** Request **
Show every line below where "conditions" can be found.

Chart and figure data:
┏━━

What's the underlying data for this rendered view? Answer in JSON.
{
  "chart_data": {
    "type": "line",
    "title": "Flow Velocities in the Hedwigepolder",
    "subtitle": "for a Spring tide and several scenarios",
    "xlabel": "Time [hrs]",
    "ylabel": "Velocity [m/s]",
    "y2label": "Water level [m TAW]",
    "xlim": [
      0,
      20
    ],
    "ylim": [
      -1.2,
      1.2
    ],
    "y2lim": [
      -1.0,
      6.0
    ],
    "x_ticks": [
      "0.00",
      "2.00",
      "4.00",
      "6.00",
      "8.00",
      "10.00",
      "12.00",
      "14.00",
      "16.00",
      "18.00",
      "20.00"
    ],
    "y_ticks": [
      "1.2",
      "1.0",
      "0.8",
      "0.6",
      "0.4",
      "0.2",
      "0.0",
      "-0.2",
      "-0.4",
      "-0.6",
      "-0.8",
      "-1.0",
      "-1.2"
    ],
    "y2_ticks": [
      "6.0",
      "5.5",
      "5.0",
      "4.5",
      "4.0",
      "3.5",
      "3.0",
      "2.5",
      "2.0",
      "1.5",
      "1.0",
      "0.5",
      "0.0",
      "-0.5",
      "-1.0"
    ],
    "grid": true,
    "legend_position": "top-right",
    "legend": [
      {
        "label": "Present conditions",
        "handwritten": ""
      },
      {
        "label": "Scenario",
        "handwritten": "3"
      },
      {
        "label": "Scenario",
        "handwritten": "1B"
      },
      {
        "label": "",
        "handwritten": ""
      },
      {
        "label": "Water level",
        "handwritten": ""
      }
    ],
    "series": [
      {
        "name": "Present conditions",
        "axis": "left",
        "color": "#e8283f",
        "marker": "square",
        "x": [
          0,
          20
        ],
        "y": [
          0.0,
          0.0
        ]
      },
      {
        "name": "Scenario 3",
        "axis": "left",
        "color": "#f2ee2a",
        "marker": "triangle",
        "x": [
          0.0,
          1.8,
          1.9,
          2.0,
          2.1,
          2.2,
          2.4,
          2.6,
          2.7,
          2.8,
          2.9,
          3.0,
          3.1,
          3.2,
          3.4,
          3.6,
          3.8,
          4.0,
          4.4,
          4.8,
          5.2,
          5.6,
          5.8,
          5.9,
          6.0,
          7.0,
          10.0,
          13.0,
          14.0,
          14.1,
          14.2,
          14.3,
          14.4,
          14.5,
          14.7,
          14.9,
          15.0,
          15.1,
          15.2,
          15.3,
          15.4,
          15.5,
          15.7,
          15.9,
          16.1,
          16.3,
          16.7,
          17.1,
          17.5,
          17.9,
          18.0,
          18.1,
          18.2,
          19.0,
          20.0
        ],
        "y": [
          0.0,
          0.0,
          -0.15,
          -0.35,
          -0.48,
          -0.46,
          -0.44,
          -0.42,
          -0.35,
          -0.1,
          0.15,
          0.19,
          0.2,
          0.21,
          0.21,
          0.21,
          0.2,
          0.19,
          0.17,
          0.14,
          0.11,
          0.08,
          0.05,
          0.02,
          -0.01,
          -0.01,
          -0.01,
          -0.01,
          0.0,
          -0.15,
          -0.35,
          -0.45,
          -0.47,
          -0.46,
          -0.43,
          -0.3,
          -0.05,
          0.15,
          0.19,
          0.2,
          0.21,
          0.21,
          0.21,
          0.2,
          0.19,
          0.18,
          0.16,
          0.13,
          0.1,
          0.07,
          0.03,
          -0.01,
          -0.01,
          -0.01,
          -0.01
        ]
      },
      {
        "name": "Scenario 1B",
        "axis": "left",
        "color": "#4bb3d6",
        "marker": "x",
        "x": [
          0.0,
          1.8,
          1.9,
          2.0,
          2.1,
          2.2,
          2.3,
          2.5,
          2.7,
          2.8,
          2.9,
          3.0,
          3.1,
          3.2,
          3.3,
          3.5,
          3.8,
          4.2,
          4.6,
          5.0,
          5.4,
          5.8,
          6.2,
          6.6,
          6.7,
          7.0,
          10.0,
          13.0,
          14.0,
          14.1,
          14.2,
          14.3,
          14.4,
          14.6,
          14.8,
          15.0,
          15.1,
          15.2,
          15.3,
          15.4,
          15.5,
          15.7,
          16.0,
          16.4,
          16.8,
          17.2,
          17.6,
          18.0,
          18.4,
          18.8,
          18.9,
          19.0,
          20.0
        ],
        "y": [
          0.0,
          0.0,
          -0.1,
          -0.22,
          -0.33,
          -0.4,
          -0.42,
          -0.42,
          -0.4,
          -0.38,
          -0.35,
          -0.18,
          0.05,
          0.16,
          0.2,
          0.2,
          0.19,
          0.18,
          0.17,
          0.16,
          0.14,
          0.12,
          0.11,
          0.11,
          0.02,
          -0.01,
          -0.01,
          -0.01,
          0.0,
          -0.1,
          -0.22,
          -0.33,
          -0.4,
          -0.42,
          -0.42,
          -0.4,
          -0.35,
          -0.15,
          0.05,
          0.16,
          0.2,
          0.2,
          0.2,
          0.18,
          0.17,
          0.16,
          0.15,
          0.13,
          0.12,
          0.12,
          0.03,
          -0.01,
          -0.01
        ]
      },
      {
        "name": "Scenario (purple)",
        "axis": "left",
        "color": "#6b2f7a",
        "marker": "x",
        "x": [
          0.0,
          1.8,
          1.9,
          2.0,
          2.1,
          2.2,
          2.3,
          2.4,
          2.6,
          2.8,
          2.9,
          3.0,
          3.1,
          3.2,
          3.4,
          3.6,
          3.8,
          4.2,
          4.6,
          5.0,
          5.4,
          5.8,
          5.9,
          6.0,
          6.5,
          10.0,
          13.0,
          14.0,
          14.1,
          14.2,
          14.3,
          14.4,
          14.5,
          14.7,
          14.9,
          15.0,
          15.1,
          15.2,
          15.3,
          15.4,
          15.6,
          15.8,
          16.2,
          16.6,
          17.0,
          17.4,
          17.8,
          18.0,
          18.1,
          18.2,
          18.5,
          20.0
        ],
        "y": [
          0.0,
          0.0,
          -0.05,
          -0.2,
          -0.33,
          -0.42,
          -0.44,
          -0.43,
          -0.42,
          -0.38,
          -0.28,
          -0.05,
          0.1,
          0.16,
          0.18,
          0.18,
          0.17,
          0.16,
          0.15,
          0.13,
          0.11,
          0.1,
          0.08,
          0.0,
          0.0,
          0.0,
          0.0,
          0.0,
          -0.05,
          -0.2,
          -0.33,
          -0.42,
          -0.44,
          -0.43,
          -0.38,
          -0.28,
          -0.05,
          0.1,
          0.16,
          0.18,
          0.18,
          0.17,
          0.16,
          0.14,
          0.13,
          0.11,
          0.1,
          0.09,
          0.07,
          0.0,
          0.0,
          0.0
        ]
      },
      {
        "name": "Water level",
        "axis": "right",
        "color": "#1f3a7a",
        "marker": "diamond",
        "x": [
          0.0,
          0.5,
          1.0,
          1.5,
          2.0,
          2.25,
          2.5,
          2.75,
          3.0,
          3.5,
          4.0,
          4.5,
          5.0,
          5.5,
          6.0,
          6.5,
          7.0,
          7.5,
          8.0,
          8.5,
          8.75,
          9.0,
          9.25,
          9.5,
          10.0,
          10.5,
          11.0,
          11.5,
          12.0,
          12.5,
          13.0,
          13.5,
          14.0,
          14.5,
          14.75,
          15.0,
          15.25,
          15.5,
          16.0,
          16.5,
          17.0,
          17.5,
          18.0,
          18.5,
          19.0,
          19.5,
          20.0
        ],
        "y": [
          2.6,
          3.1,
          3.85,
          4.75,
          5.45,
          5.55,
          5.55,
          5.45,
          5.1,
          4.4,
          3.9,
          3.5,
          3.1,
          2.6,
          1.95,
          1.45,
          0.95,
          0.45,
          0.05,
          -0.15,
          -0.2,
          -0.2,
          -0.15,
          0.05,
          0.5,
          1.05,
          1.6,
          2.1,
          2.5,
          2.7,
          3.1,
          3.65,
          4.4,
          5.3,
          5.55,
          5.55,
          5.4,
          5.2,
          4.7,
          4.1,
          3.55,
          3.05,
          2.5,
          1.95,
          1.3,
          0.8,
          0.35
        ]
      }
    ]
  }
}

┗━━

** Response **
        "label": "Present conditions",
        "name": "Present conditions",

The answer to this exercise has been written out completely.